● Records to process:
• • •

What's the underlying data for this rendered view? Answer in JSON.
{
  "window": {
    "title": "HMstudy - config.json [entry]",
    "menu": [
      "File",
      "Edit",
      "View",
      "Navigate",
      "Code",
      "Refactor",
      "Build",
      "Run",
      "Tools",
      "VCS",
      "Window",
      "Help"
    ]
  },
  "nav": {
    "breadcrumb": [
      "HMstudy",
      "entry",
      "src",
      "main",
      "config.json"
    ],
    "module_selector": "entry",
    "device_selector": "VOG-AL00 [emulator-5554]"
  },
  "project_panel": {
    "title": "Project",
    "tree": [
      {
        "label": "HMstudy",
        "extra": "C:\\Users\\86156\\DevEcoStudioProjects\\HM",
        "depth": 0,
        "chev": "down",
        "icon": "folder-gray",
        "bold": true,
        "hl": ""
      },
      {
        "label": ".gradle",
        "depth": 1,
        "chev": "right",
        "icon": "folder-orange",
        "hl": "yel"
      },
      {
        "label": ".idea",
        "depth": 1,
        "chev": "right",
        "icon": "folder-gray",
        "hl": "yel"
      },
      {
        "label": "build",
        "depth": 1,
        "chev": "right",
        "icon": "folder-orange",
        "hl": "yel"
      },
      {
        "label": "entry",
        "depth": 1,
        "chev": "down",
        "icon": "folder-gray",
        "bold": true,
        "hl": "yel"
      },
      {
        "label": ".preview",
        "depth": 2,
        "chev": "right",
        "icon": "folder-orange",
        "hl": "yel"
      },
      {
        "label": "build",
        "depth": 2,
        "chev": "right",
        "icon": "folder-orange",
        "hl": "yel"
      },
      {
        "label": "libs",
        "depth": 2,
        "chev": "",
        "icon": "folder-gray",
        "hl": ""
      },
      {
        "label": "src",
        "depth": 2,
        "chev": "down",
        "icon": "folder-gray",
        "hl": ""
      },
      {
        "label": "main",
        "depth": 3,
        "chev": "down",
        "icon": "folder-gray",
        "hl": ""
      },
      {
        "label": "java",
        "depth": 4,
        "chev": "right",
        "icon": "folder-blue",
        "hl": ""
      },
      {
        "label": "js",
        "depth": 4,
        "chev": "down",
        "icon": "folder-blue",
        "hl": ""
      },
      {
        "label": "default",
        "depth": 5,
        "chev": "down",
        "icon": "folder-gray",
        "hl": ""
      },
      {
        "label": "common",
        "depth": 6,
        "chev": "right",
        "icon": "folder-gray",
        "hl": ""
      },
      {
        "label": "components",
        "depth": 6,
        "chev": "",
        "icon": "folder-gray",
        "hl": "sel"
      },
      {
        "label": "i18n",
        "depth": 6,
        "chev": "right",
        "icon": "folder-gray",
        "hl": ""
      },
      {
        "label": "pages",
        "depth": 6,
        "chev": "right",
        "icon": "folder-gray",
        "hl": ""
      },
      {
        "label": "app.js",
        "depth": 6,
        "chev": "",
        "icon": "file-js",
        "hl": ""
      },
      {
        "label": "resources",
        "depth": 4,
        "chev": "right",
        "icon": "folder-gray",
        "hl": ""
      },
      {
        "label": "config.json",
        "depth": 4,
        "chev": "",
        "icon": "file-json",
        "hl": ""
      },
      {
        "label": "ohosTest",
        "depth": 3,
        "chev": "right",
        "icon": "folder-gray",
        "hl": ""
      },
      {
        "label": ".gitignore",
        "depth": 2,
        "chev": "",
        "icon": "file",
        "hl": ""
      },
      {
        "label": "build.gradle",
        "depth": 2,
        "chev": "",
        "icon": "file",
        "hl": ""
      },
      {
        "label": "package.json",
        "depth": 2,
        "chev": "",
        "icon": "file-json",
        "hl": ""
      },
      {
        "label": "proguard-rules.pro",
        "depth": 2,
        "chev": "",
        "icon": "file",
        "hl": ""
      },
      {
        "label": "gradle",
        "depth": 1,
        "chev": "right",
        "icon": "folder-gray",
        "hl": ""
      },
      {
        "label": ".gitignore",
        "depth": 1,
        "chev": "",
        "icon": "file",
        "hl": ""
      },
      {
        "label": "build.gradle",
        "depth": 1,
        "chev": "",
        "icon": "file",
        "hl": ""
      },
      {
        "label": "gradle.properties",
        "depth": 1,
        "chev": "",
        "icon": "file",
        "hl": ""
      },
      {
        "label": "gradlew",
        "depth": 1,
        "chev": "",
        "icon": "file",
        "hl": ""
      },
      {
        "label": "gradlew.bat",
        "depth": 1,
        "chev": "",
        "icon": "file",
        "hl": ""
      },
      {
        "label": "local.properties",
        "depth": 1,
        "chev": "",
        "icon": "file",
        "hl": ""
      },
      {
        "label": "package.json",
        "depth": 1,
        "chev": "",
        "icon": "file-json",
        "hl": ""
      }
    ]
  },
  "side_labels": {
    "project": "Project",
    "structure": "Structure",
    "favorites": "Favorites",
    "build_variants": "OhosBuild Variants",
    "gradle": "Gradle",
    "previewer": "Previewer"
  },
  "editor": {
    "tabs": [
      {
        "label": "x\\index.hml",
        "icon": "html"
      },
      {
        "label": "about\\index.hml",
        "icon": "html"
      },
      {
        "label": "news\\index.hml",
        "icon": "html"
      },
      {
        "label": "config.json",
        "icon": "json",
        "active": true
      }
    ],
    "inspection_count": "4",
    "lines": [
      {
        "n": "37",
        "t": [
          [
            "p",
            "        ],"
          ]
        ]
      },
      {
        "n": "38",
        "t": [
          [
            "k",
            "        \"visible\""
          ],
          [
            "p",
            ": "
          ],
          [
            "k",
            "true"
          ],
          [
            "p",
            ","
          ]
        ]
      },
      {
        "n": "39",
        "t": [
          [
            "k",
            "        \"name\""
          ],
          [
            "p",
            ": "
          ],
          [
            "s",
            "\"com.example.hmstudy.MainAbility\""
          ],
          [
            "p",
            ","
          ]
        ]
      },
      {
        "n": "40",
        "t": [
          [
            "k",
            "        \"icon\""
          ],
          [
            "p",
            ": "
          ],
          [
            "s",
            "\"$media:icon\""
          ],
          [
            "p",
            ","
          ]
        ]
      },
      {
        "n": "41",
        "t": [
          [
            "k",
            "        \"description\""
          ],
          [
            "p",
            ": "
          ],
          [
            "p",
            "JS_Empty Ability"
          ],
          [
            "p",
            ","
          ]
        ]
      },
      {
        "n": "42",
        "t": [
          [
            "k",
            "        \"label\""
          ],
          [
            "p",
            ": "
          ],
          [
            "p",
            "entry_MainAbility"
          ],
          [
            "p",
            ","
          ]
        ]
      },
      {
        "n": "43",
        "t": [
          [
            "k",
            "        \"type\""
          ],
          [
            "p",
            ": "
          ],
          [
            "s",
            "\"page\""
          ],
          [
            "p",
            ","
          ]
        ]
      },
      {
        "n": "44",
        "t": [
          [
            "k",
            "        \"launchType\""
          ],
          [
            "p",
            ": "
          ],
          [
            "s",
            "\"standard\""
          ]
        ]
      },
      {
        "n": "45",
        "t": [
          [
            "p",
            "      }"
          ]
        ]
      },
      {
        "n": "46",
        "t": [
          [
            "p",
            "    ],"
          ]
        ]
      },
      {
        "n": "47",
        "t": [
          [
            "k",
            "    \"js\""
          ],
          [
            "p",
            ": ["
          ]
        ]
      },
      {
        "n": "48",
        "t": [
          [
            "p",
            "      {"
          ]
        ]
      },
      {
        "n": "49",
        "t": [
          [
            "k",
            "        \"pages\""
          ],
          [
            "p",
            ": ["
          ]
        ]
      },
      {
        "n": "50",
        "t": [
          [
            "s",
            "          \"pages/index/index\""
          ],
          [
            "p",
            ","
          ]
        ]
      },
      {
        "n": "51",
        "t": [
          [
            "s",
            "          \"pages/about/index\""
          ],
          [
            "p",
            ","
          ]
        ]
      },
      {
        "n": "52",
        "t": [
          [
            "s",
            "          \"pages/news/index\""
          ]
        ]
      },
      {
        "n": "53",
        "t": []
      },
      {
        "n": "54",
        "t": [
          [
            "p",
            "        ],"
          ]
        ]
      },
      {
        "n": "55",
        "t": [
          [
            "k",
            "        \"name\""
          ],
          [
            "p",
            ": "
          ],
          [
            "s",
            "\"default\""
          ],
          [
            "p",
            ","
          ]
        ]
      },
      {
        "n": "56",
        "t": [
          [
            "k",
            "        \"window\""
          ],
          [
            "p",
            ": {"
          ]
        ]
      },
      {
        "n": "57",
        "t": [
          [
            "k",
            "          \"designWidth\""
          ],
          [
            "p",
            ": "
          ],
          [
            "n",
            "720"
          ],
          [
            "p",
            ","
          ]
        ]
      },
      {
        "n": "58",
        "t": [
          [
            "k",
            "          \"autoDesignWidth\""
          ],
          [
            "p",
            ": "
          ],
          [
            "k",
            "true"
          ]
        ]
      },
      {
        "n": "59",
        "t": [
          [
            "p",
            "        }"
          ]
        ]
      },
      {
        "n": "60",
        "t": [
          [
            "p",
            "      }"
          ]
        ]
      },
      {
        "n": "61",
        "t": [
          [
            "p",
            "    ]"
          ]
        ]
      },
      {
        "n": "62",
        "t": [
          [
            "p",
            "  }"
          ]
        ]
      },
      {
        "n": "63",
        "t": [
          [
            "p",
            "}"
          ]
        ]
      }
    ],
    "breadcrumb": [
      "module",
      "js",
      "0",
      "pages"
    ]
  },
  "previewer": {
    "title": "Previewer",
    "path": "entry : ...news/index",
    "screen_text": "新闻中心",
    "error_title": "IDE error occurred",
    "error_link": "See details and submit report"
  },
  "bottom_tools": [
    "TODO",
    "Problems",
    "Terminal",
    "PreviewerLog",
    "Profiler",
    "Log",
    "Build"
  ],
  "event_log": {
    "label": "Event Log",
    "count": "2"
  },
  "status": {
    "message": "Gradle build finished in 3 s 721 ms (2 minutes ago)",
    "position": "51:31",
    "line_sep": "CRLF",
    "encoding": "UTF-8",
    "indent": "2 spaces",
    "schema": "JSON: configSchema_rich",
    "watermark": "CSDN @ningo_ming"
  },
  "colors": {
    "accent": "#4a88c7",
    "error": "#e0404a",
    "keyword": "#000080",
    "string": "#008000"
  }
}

• • •

Locate the word "pages" in the records above, and return each line that has it.

        "label": "pages",
            "        \"pages\""
            "          \"pages/index/index\""
            "          \"pages/about/index\""
            "          \"pages/news/index\""
      "pages"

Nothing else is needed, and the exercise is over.